- _What to work on_: Without the pictures, return all of the material exactly as written.

- _Data rows_:
----

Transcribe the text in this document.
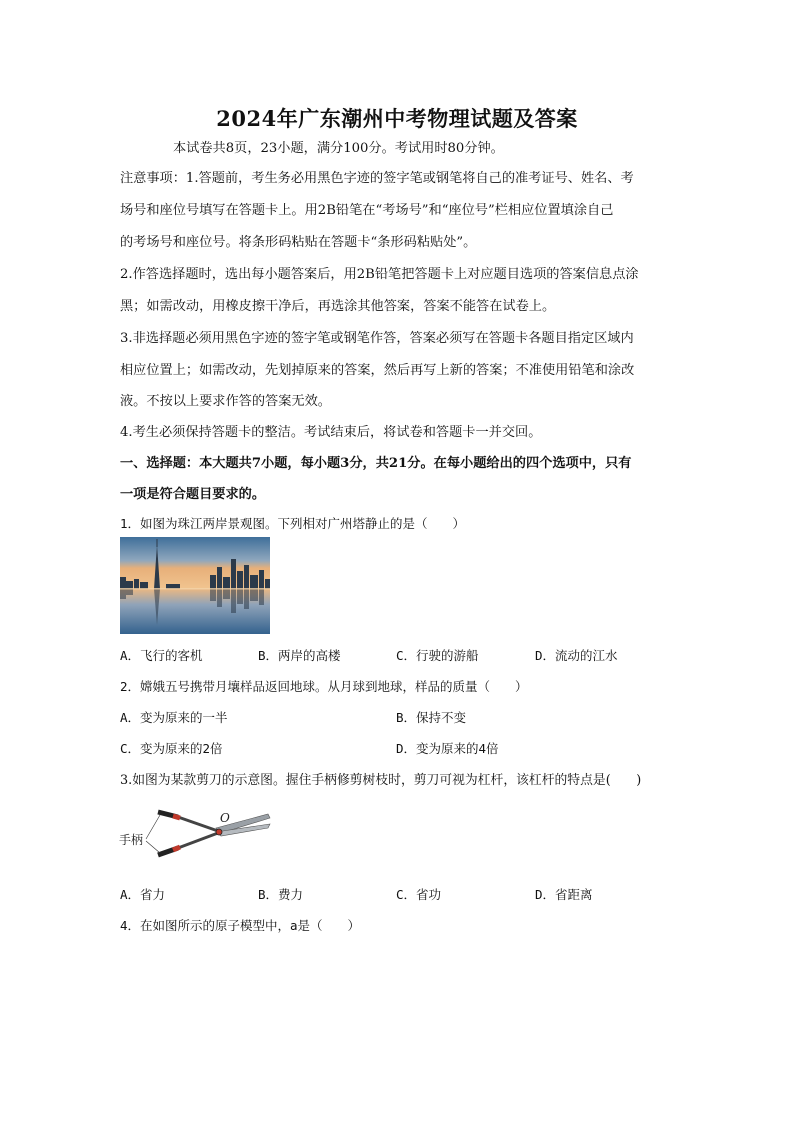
2024年广东潮州中考物理试题及答案
本试卷共8页，23小题，满分100分。考试用时80分钟。
注意事项：1.答题前，考生务必用黑色字迹的签字笔或钢笔将自己的准考证号、姓名、考
场号和座位号填写在答题卡上。用2B铅笔在“考场号”和“座位号”栏相应位置填涂自己
的考场号和座位号。将条形码粘贴在答题卡“条形码粘贴处”。
2.作答选择题时，选出每小题答案后，用2B铅笔把答题卡上对应题目选项的答案信息点涂
黑；如需改动，用橡皮擦干净后，再选涂其他答案，答案不能答在试卷上。
3.非选择题必须用黑色字迹的签字笔或钢笔作答，答案必须写在答题卡各题目指定区域内
相应位置上；如需改动，先划掉原来的答案，然后再写上新的答案；不准使用铅笔和涂改
液。不按以上要求作答的答案无效。
4.考生必须保持答题卡的整洁。考试结束后，将试卷和答题卡一并交回。
一、选择题：本大题共7小题，每小题3分，共21分。在每小题给出的四个选项中，只有
一项是符合题目要求的。
1．如图为珠江两岸景观图。下列相对广州塔静止的是（　　）
A．飞行的客机	B．两岸的高楼	C．行驶的游船	D．流动的江水
2．嫦娥五号携带月壤样品返回地球。从月球到地球，样品的质量（　　）
A．变为原来的一半	B．保持不变
C．变为原来的2倍	D．变为原来的4倍
3.如图为某款剪刀的示意图。握住手柄修剪树枝时，剪刀可视为杠杆，该杠杆的特点是(　　)
手柄
O
A．省力	B．费力	C．省功	D．省距离
4．在如图所示的原子模型中，a是（　　）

----

- _The answer_:
Transcribe the text in this document.
2024年广东潮州中考物理试题及答案
本试卷共8页，23小题，满分100分。考试用时80分钟。
注意事项：1.答题前，考生务必用黑色字迹的签字笔或钢笔将自己的准考证号、姓名、考
场号和座位号填写在答题卡上。用2B铅笔在“考场号”和“座位号”栏相应位置填涂自己
的考场号和座位号。将条形码粘贴在答题卡“条形码粘贴处”。
2.作答选择题时，选出每小题答案后，用2B铅笔把答题卡上对应题目选项的答案信息点涂
黑；如需改动，用橡皮擦干净后，再选涂其他答案，答案不能答在试卷上。
3.非选择题必须用黑色字迹的签字笔或钢笔作答，答案必须写在答题卡各题目指定区域内
相应位置上；如需改动，先划掉原来的答案，然后再写上新的答案；不准使用铅笔和涂改
液。不按以上要求作答的答案无效。
4.考生必须保持答题卡的整洁。考试结束后，将试卷和答题卡一并交回。
一、选择题：本大题共7小题，每小题3分，共21分。在每小题给出的四个选项中，只有
一项是符合题目要求的。
1．如图为珠江两岸景观图。下列相对广州塔静止的是（　　）
A．飞行的客机	B．两岸的高楼	C．行驶的游船	D．流动的江水
2．嫦娥五号携带月壤样品返回地球。从月球到地球，样品的质量（　　）
A．变为原来的一半	B．保持不变
C．变为原来的2倍	D．变为原来的4倍
3.如图为某款剪刀的示意图。握住手柄修剪树枝时，剪刀可视为杠杆，该杠杆的特点是(　　)
手柄
O
A．省力	B．费力	C．省功	D．省距离
4．在如图所示的原子模型中，a是（　　）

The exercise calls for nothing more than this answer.